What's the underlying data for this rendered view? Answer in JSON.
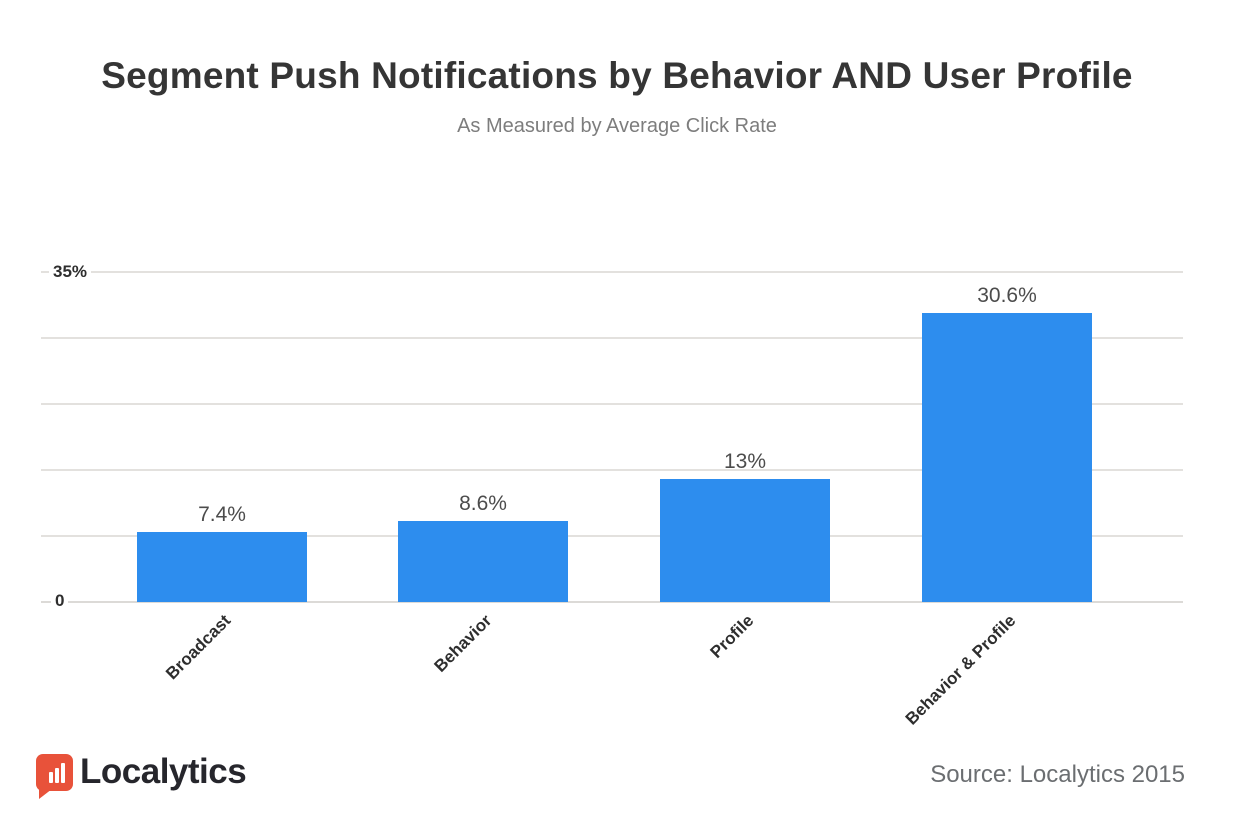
{
  "chart_data": {
    "type": "bar",
    "title": "Segment Push Notifications by Behavior AND User Profile",
    "subtitle": "As Measured by Average Click Rate",
    "categories": [
      "Broadcast",
      "Behavior",
      "Profile",
      "Behavior & Profile"
    ],
    "values": [
      7.4,
      8.6,
      13,
      30.6
    ],
    "value_labels": [
      "7.4%",
      "8.6%",
      "13%",
      "30.6%"
    ],
    "xlabel": "",
    "ylabel": "",
    "ylim": [
      0,
      35
    ],
    "gridline_step_pct": 7,
    "y_tick_labels": [
      "35%",
      "0"
    ],
    "grid": "on",
    "legend": "none",
    "x_label_rotation_deg": -45
  },
  "colors": {
    "bar_blue": "#2d8dee",
    "brand_orange": "#e8523a",
    "gridline": "#e3e1de",
    "title_text": "#353535",
    "subtitle_text": "#7d7d7d"
  },
  "footer": {
    "brand": "Localytics",
    "source": "Source: Localytics 2015"
  }
}
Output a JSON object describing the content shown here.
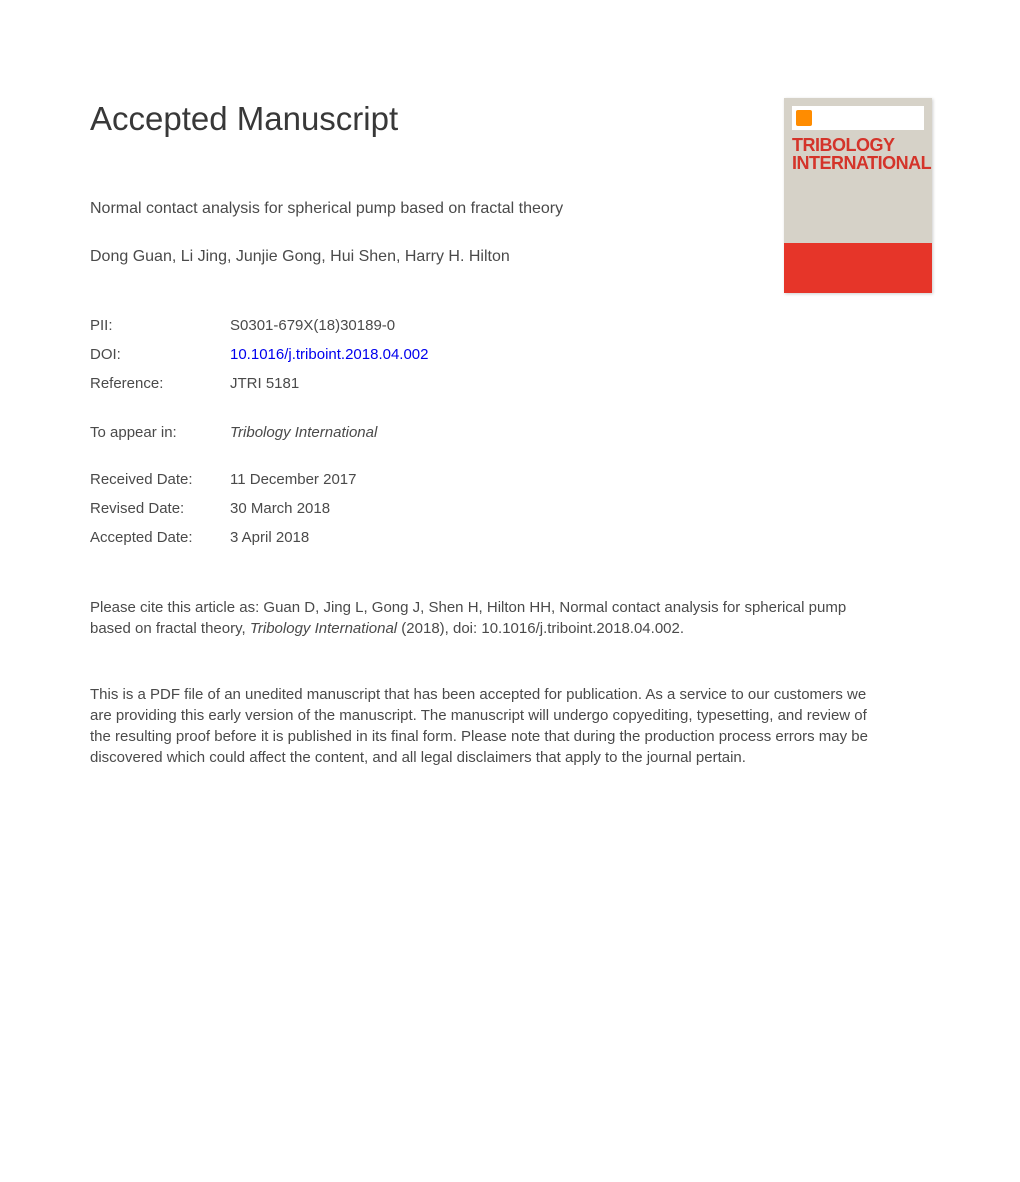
{
  "page": {
    "heading": "Accepted Manuscript"
  },
  "article": {
    "title": "Normal contact analysis for spherical pump based on fractal theory",
    "authors": "Dong Guan, Li Jing, Junjie Gong, Hui Shen, Harry H. Hilton"
  },
  "meta": {
    "pii_label": "PII:",
    "pii_value": "S0301-679X(18)30189-0",
    "doi_label": "DOI:",
    "doi_value": "10.1016/j.triboint.2018.04.002",
    "reference_label": "Reference:",
    "reference_value": "JTRI 5181",
    "appear_label": "To appear in:",
    "appear_value": "Tribology International",
    "received_label": "Received Date:",
    "received_value": "11 December 2017",
    "revised_label": "Revised Date:",
    "revised_value": "30 March 2018",
    "accepted_label": "Accepted Date:",
    "accepted_value": "3 April 2018"
  },
  "citation": {
    "prefix": "Please cite this article as: Guan D, Jing L, Gong J, Shen H, Hilton HH, Normal contact analysis for spherical pump based on fractal theory, ",
    "journal": "Tribology International",
    "suffix": " (2018), doi: 10.1016/j.triboint.2018.04.002."
  },
  "disclaimer": "This is a PDF file of an unedited manuscript that has been accepted for publication. As a service to our customers we are providing this early version of the manuscript. The manuscript will undergo copyediting, typesetting, and review of the resulting proof before it is published in its final form. Please note that during the production process errors may be discovered which could affect the content, and all legal disclaimers that apply to the journal pertain.",
  "cover": {
    "journal_line1": "TRIBOLOGY",
    "journal_line2": "INTERNATIONAL",
    "colors": {
      "background": "#d6d2c8",
      "red_band": "#e63529",
      "title_color": "#d4342a",
      "logo_color": "#ff8c00"
    }
  }
}
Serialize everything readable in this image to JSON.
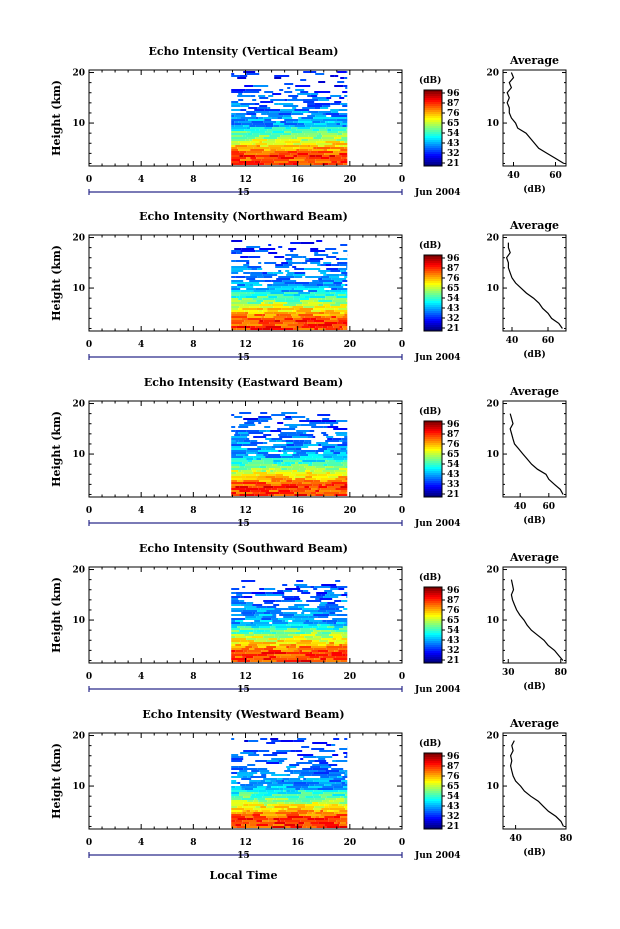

────

What you are asked to do - Provide only the number of lines in the entries that hold the word "Gong".

Task answer - 2